## Start

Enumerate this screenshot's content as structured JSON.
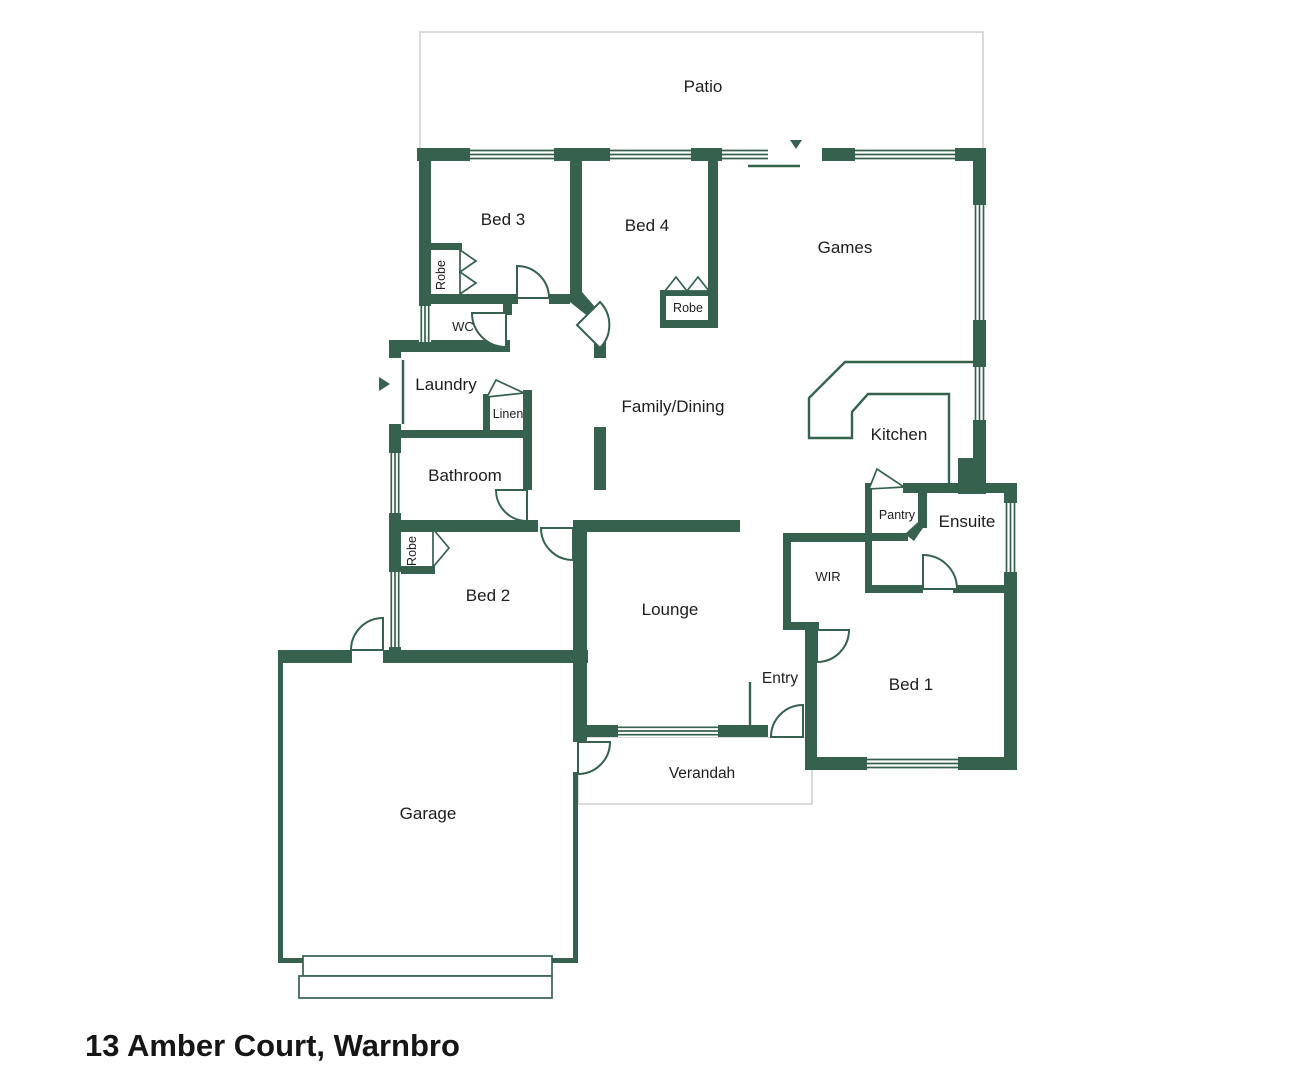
{
  "title": "13 Amber Court, Warnbro",
  "plan": {
    "colors": {
      "wall": "#36614F",
      "outdoor_outline": "#D6D6D6",
      "text": "#1d1d1d"
    },
    "rooms": [
      {
        "id": "patio",
        "label": "Patio"
      },
      {
        "id": "bed3",
        "label": "Bed 3"
      },
      {
        "id": "bed4",
        "label": "Bed 4"
      },
      {
        "id": "games",
        "label": "Games"
      },
      {
        "id": "robe-bed3",
        "label": "Robe"
      },
      {
        "id": "wc",
        "label": "WC"
      },
      {
        "id": "laundry",
        "label": "Laundry"
      },
      {
        "id": "linen",
        "label": "Linen"
      },
      {
        "id": "family",
        "label": "Family/Dining"
      },
      {
        "id": "kitchen",
        "label": "Kitchen"
      },
      {
        "id": "bathroom",
        "label": "Bathroom"
      },
      {
        "id": "robe-bed4",
        "label": "Robe"
      },
      {
        "id": "pantry",
        "label": "Pantry"
      },
      {
        "id": "ensuite",
        "label": "Ensuite"
      },
      {
        "id": "robe-bed2",
        "label": "Robe"
      },
      {
        "id": "wir",
        "label": "WIR"
      },
      {
        "id": "bed2",
        "label": "Bed 2"
      },
      {
        "id": "lounge",
        "label": "Lounge"
      },
      {
        "id": "entry",
        "label": "Entry"
      },
      {
        "id": "bed1",
        "label": "Bed 1"
      },
      {
        "id": "verandah",
        "label": "Verandah"
      },
      {
        "id": "garage",
        "label": "Garage"
      }
    ]
  }
}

## End

# TO DO
Print each line of the material above exactly, with the pictures removed from your copy.

# TASK SOLUTION
Enumerate this screenshot's content as structured JSON.
{
  "title": "13 Amber Court, Warnbro",
  "plan": {
    "colors": {
      "wall": "#36614F",
      "outdoor_outline": "#D6D6D6",
      "text": "#1d1d1d"
    },
    "rooms": [
      {
        "id": "patio",
        "label": "Patio"
      },
      {
        "id": "bed3",
        "label": "Bed 3"
      },
      {
        "id": "bed4",
        "label": "Bed 4"
      },
      {
        "id": "games",
        "label": "Games"
      },
      {
        "id": "robe-bed3",
        "label": "Robe"
      },
      {
        "id": "wc",
        "label": "WC"
      },
      {
        "id": "laundry",
        "label": "Laundry"
      },
      {
        "id": "linen",
        "label": "Linen"
      },
      {
        "id": "family",
        "label": "Family/Dining"
      },
      {
        "id": "kitchen",
        "label": "Kitchen"
      },
      {
        "id": "bathroom",
        "label": "Bathroom"
      },
      {
        "id": "robe-bed4",
        "label": "Robe"
      },
      {
        "id": "pantry",
        "label": "Pantry"
      },
      {
        "id": "ensuite",
        "label": "Ensuite"
      },
      {
        "id": "robe-bed2",
        "label": "Robe"
      },
      {
        "id": "wir",
        "label": "WIR"
      },
      {
        "id": "bed2",
        "label": "Bed 2"
      },
      {
        "id": "lounge",
        "label": "Lounge"
      },
      {
        "id": "entry",
        "label": "Entry"
      },
      {
        "id": "bed1",
        "label": "Bed 1"
      },
      {
        "id": "verandah",
        "label": "Verandah"
      },
      {
        "id": "garage",
        "label": "Garage"
      }
    ]
  }
}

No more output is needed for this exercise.